The request =
Look through the records that follow. Copy every line containing the word "рациона".

[Dataset entries on figures]
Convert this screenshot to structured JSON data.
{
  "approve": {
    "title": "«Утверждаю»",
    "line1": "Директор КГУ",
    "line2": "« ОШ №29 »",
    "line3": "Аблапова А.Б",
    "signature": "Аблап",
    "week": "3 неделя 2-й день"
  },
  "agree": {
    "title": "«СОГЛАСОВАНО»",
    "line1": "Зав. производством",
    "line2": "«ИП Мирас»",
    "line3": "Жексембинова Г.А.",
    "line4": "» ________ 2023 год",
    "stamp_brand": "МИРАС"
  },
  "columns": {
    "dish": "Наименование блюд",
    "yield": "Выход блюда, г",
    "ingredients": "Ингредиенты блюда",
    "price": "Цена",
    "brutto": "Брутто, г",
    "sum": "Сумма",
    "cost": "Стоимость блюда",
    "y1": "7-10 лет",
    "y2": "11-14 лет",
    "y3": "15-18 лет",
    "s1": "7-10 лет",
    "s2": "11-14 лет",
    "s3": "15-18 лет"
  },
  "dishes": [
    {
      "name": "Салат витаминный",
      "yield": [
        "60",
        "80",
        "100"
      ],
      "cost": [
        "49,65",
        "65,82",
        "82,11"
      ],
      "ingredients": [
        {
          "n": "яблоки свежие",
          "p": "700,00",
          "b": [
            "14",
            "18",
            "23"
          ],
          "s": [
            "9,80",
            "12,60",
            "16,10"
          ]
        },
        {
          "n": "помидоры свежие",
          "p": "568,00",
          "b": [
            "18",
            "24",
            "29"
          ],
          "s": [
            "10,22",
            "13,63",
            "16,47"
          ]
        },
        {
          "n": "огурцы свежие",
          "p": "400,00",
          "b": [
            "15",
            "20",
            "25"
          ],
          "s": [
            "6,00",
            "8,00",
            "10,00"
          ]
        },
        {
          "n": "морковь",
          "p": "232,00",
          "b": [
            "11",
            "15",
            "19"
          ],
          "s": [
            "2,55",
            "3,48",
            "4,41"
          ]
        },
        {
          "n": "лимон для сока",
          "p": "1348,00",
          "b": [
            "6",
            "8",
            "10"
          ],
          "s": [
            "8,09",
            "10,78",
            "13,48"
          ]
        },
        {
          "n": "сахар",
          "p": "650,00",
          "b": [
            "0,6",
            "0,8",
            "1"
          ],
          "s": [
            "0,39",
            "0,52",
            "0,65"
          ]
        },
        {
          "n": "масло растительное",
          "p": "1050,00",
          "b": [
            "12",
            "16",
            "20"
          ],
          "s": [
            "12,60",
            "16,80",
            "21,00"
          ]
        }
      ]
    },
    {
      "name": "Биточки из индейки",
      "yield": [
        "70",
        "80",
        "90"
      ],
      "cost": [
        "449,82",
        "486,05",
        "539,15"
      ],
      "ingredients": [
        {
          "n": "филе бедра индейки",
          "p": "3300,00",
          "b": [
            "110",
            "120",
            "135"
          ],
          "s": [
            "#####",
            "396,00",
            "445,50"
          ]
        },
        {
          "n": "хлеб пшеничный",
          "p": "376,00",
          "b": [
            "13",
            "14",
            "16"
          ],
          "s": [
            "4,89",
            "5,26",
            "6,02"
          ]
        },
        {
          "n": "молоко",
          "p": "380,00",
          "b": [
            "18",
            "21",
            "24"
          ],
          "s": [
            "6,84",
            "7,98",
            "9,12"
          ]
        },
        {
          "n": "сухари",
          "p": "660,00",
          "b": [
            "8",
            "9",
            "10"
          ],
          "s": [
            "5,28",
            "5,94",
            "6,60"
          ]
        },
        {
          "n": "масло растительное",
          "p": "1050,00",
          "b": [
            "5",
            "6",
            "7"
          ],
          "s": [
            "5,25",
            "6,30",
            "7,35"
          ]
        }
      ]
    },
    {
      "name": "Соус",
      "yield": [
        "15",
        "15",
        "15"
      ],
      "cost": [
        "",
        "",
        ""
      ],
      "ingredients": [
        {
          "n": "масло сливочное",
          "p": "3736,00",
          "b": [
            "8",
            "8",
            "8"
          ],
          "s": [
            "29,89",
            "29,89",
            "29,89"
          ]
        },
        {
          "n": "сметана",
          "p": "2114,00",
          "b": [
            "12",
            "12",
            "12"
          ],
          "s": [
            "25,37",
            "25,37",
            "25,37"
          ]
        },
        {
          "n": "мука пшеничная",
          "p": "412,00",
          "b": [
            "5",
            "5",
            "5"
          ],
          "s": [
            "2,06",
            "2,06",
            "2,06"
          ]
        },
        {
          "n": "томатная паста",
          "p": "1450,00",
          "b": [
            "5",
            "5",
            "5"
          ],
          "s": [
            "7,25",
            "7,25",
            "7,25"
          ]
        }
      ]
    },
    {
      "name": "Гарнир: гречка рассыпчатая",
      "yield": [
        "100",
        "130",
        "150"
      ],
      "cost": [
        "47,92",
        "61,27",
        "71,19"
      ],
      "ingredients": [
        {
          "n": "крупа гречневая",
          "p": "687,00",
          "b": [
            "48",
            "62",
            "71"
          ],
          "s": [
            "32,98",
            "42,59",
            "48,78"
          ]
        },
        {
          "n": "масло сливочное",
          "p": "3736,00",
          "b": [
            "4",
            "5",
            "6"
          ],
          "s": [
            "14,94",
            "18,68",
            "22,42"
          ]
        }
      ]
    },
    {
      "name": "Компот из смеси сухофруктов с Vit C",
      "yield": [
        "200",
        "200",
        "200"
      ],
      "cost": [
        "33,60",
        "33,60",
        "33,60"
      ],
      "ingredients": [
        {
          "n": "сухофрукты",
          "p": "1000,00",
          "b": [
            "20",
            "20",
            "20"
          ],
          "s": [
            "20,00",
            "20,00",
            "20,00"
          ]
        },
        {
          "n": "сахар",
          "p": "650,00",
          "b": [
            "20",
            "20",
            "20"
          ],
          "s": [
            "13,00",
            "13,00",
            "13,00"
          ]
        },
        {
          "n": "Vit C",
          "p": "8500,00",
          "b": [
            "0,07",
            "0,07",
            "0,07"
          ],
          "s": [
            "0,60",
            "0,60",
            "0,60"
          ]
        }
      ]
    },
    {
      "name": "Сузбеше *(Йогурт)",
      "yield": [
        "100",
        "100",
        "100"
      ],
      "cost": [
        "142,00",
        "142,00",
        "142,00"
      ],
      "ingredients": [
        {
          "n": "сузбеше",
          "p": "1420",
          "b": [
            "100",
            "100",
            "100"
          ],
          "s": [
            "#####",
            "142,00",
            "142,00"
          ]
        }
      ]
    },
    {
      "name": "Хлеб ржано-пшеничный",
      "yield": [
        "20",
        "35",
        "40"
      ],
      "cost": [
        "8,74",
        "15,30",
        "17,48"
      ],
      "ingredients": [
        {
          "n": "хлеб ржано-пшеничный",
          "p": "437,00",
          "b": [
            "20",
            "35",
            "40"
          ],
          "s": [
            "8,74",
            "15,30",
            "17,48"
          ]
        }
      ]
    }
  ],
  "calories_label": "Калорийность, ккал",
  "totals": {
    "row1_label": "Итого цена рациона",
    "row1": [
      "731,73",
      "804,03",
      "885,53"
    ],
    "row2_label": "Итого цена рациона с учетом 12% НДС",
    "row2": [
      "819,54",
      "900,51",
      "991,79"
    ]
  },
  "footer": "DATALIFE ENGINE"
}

Task response =
    "row1_label": "Итого цена рациона",
    "row2_label": "Итого цена рациона с учетом 12% НДС",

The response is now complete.